Every line of the material below must be repeated exactly.

Entries from a dataset =>
************
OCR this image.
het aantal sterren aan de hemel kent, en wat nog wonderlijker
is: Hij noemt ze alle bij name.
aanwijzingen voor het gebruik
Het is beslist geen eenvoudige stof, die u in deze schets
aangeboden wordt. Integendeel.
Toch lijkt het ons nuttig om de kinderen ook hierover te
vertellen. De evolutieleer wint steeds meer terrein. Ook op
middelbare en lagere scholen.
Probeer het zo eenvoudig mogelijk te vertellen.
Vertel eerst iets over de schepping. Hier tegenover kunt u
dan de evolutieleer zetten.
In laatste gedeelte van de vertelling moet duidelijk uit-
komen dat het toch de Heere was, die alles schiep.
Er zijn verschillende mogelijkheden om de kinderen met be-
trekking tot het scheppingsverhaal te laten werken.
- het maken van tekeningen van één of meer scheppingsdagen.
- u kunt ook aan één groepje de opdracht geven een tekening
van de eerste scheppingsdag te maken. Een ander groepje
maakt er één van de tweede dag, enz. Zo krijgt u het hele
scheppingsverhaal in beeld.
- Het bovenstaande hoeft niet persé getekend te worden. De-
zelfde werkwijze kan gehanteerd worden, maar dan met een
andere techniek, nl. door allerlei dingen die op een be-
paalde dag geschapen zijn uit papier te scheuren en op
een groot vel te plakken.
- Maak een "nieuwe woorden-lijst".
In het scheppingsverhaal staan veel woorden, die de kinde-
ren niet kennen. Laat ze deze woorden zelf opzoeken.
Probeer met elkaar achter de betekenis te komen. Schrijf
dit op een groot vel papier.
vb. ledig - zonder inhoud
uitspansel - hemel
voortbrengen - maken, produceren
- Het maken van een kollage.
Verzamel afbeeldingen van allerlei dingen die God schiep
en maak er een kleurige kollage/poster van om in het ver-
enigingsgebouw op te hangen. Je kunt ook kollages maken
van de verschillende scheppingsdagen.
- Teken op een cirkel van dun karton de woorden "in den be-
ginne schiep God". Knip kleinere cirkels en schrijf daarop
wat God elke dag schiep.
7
************
Exercise output =>
OCR this image.
het aantal sterren aan de hemel kent, en wat nog wonderlijker
is: Hij noemt ze alle bij name.
aanwijzingen voor het gebruik
Het is beslist geen eenvoudige stof, die u in deze schets
aangeboden wordt. Integendeel.
Toch lijkt het ons nuttig om de kinderen ook hierover te
vertellen. De evolutieleer wint steeds meer terrein. Ook op
middelbare en lagere scholen.
Probeer het zo eenvoudig mogelijk te vertellen.
Vertel eerst iets over de schepping. Hier tegenover kunt u
dan de evolutieleer zetten.
In laatste gedeelte van de vertelling moet duidelijk uit-
komen dat het toch de Heere was, die alles schiep.
Er zijn verschillende mogelijkheden om de kinderen met be-
trekking tot het scheppingsverhaal te laten werken.
- het maken van tekeningen van één of meer scheppingsdagen.
- u kunt ook aan één groepje de opdracht geven een tekening
van de eerste scheppingsdag te maken. Een ander groepje
maakt er één van de tweede dag, enz. Zo krijgt u het hele
scheppingsverhaal in beeld.
- Het bovenstaande hoeft niet persé getekend te worden. De-
zelfde werkwijze kan gehanteerd worden, maar dan met een
andere techniek, nl. door allerlei dingen die op een be-
paalde dag geschapen zijn uit papier te scheuren en op
een groot vel te plakken.
- Maak een "nieuwe woorden-lijst".
In het scheppingsverhaal staan veel woorden, die de kinde-
ren niet kennen. Laat ze deze woorden zelf opzoeken.
Probeer met elkaar achter de betekenis te komen. Schrijf
dit op een groot vel papier.
vb. ledig - zonder inhoud
uitspansel - hemel
voortbrengen - maken, produceren
- Het maken van een kollage.
Verzamel afbeeldingen van allerlei dingen die God schiep
en maak er een kleurige kollage/poster van om in het ver-
enigingsgebouw op te hangen. Je kunt ook kollages maken
van de verschillende scheppingsdagen.
- Teken op een cirkel van dun karton de woorden "in den be-
ginne schiep God". Knip kleinere cirkels en schrijf daarop
wat God elke dag schiep.
7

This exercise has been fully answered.